EXERCISE INSTRUCTIONS:
From the listing that follows, output everything exactly except the pictures.

○ ○ ○ ○ ○

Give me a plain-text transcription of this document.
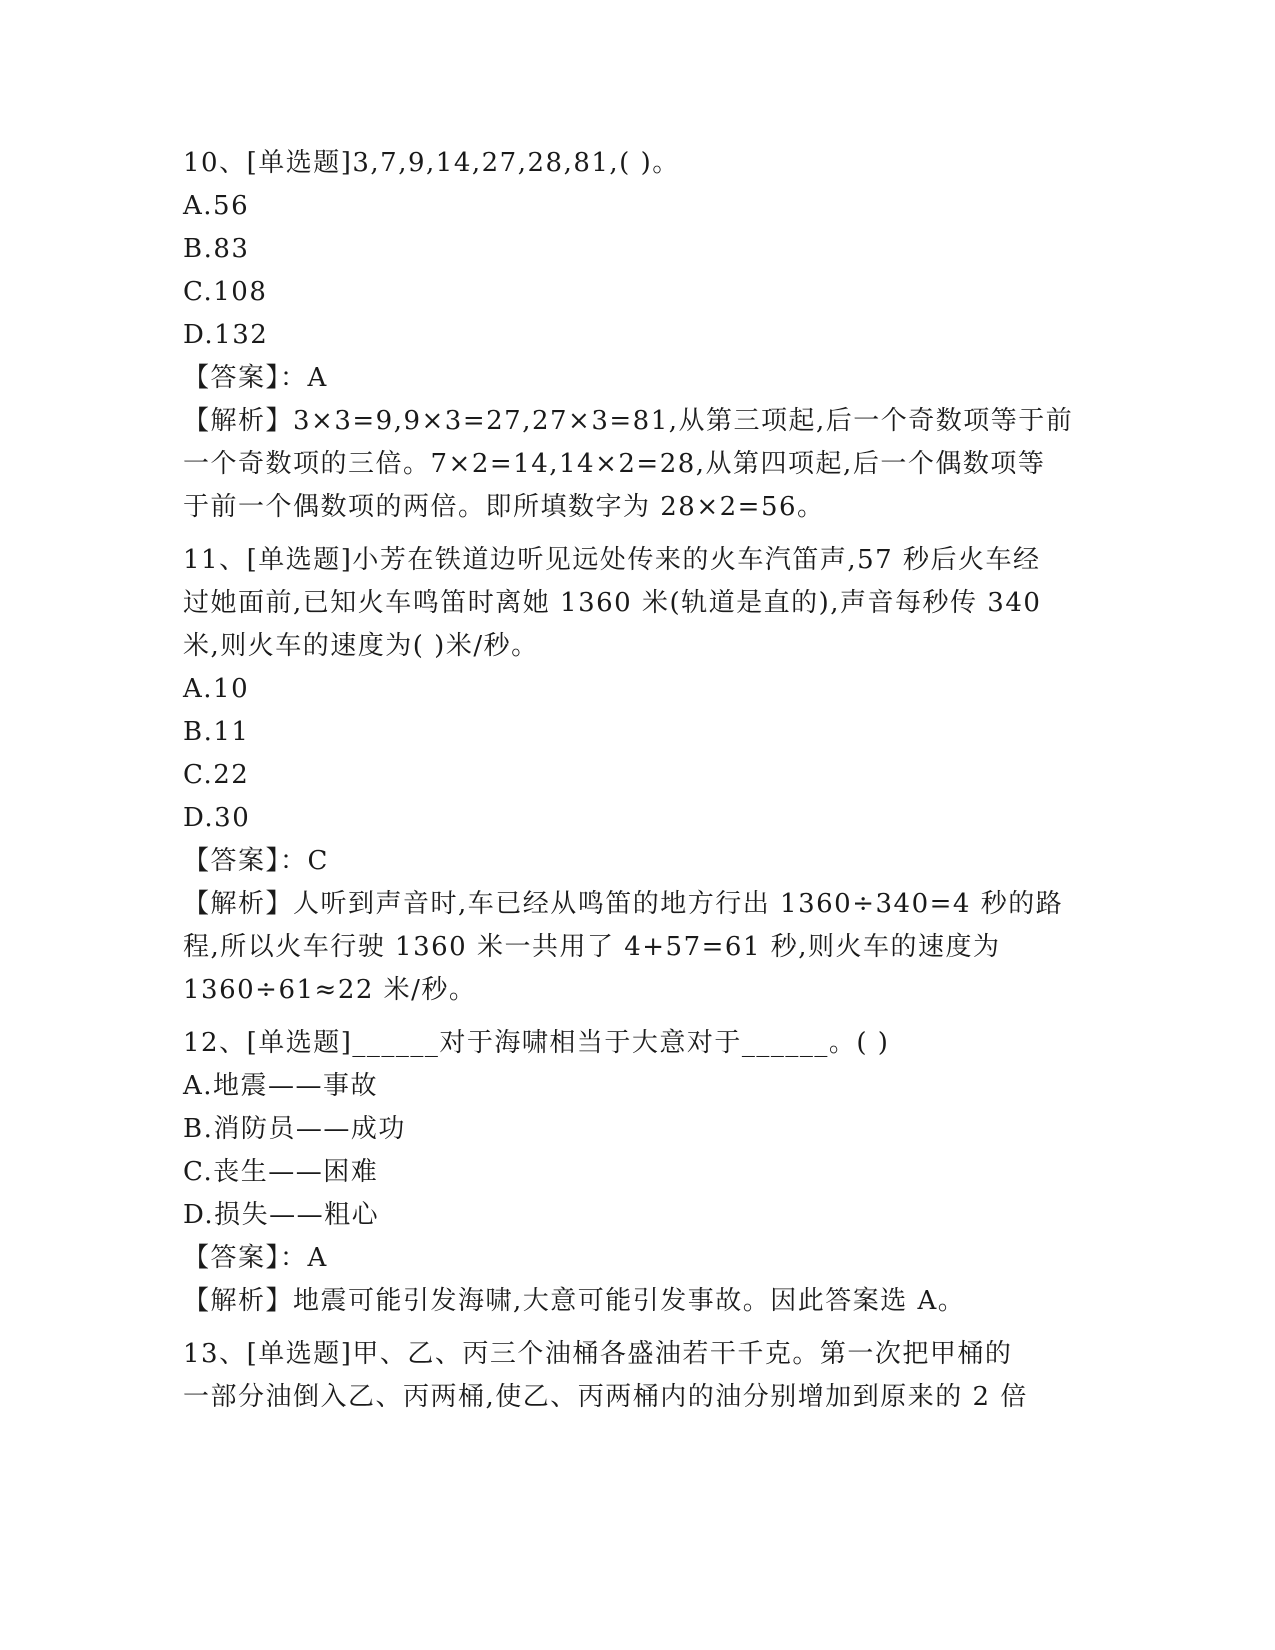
10、[单选题]3,7,9,14,27,28,81,( )。
A.56
B.83
C.108
D.132
【答案】：A
【解析】3×3=9,9×3=27,27×3=81,从第三项起,后一个奇数项等于前
一个奇数项的三倍。7×2=14,14×2=28,从第四项起,后一个偶数项等
于前一个偶数项的两倍。即所填数字为 28×2=56。
11、[单选题]小芳在铁道边听见远处传来的火车汽笛声,57 秒后火车经
过她面前,已知火车鸣笛时离她 1360 米(轨道是直的),声音每秒传 340
米,则火车的速度为( )米/秒。
A.10
B.11
C.22
D.30
【答案】：C
【解析】人听到声音时,车已经从鸣笛的地方行出 1360÷340=4 秒的路
程,所以火车行驶 1360 米一共用了 4+57=61 秒,则火车的速度为
1360÷61≈22 米/秒。
12、[单选题]______对于海啸相当于大意对于______。( )
A.地震——事故
B.消防员——成功
C.丧生——困难
D.损失——粗心
【答案】：A
【解析】地震可能引发海啸,大意可能引发事故。因此答案选 A。
13、[单选题]甲、乙、丙三个油桶各盛油若干千克。第一次把甲桶的
一部分油倒入乙、丙两桶,使乙、丙两桶内的油分别增加到原来的 2 倍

○ ○ ○ ○ ○

FINISHED EXERCISE:
Give me a plain-text transcription of this document.
10、[单选题]3,7,9,14,27,28,81,( )。
A.56
B.83
C.108
D.132
【答案】：A
【解析】3×3=9,9×3=27,27×3=81,从第三项起,后一个奇数项等于前
一个奇数项的三倍。7×2=14,14×2=28,从第四项起,后一个偶数项等
于前一个偶数项的两倍。即所填数字为 28×2=56。
11、[单选题]小芳在铁道边听见远处传来的火车汽笛声,57 秒后火车经
过她面前,已知火车鸣笛时离她 1360 米(轨道是直的),声音每秒传 340
米,则火车的速度为( )米/秒。
A.10
B.11
C.22
D.30
【答案】：C
【解析】人听到声音时,车已经从鸣笛的地方行出 1360÷340=4 秒的路
程,所以火车行驶 1360 米一共用了 4+57=61 秒,则火车的速度为
1360÷61≈22 米/秒。
12、[单选题]______对于海啸相当于大意对于______。( )
A.地震——事故
B.消防员——成功
C.丧生——困难
D.损失——粗心
【答案】：A
【解析】地震可能引发海啸,大意可能引发事故。因此答案选 A。
13、[单选题]甲、乙、丙三个油桶各盛油若干千克。第一次把甲桶的
一部分油倒入乙、丙两桶,使乙、丙两桶内的油分别增加到原来的 2 倍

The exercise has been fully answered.